* _Problem description_
Transcribe the records that follow. Keep every word exactly, and drop the pictures.
— start of Material shown —
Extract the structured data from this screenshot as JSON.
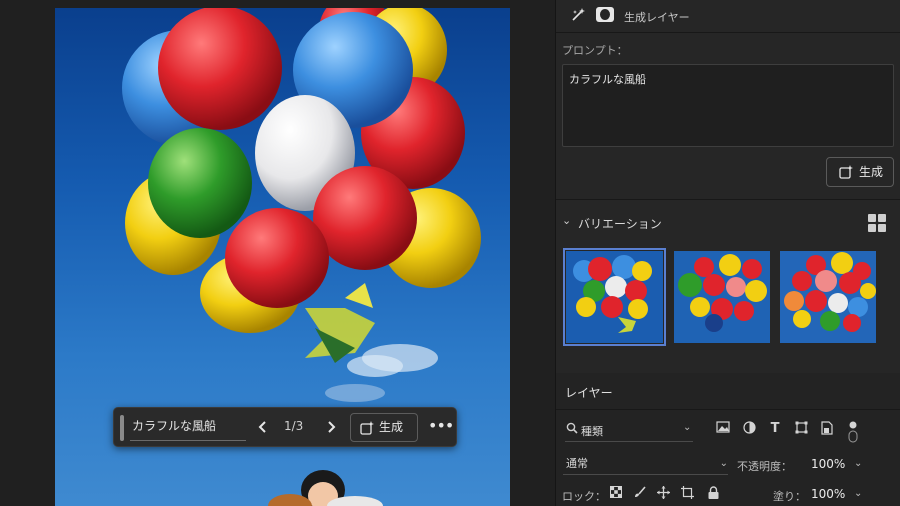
{
  "canvas": {
    "context_bar": {
      "prompt": "カラフルな風船",
      "counter": "1/3",
      "generate_label": "生成",
      "more_label": "•••"
    }
  },
  "panel": {
    "header_title": "生成レイヤー",
    "prompt_label": "プロンプト：",
    "prompt_value": "カラフルな風船",
    "generate_label": "生成",
    "variations": {
      "title": "バリエーション",
      "count": 3,
      "selected_index": 0
    },
    "layers": {
      "title": "レイヤー",
      "filter_value": "種類",
      "blend_mode": "通常",
      "opacity_label": "不透明度：",
      "opacity_value": "100%",
      "lock_label": "ロック：",
      "fill_label": "塗り：",
      "fill_value": "100%"
    }
  },
  "colors": {
    "panel_bg": "#262626",
    "sky_blue": "#155bb0",
    "selection_outline": "#5a7fd0"
  }
}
— end of Material shown —
* _Exercise result_
Extract the structured data from this screenshot as JSON.
{
  "canvas": {
    "context_bar": {
      "prompt": "カラフルな風船",
      "counter": "1/3",
      "generate_label": "生成",
      "more_label": "•••"
    }
  },
  "panel": {
    "header_title": "生成レイヤー",
    "prompt_label": "プロンプト：",
    "prompt_value": "カラフルな風船",
    "generate_label": "生成",
    "variations": {
      "title": "バリエーション",
      "count": 3,
      "selected_index": 0
    },
    "layers": {
      "title": "レイヤー",
      "filter_value": "種類",
      "blend_mode": "通常",
      "opacity_label": "不透明度：",
      "opacity_value": "100%",
      "lock_label": "ロック：",
      "fill_label": "塗り：",
      "fill_value": "100%"
    }
  },
  "colors": {
    "panel_bg": "#262626",
    "sky_blue": "#155bb0",
    "selection_outline": "#5a7fd0"
  }
}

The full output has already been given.